▶ _TASK STATEMENT_: Search the data for the string "Name" and gather each line it is in.

▶ _SUPPLIED DATA_:
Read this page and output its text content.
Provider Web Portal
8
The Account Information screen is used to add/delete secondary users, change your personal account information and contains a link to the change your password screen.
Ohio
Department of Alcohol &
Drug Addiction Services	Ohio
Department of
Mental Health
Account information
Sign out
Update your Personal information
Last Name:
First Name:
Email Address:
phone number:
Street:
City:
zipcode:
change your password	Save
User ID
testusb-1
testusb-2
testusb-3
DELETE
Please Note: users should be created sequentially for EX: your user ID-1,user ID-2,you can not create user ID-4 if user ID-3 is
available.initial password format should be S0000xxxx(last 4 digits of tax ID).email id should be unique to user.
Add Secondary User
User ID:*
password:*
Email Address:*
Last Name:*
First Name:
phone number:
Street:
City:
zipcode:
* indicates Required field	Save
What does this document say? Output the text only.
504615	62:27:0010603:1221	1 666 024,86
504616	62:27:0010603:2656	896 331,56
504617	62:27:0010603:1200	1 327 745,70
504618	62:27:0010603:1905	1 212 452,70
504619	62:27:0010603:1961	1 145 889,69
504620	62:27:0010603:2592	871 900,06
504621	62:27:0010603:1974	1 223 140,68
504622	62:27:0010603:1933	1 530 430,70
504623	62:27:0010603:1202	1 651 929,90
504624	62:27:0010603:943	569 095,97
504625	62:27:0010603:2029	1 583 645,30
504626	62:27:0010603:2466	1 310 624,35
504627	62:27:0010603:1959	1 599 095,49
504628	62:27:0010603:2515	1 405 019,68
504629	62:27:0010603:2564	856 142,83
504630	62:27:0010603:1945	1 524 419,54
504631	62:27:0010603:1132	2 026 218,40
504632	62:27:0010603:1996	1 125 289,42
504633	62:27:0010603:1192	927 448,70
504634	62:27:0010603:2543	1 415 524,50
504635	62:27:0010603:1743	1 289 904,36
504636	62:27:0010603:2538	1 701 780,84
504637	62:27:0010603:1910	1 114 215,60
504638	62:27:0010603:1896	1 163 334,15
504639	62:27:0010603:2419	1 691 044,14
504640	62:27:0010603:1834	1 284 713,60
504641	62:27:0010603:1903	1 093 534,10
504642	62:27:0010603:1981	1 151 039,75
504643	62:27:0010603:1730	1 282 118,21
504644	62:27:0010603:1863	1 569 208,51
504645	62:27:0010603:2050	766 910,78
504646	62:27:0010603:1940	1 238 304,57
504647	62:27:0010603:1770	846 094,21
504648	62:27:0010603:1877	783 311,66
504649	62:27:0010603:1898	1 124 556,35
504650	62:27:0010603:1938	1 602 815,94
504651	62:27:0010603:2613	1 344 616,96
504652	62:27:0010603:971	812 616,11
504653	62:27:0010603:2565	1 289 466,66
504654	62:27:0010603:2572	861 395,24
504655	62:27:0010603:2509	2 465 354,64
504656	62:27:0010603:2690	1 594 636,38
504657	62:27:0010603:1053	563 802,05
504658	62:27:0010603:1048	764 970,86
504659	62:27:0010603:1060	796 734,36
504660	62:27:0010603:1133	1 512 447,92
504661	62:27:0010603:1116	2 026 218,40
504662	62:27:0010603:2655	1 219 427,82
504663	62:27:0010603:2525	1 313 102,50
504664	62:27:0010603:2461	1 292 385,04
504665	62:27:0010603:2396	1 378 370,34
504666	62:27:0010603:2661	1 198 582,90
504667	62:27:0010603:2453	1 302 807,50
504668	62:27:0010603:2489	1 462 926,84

▶ _SOLUTION TO THIS TASK_:
Last Name:
First Name:
Last Name:*
First Name:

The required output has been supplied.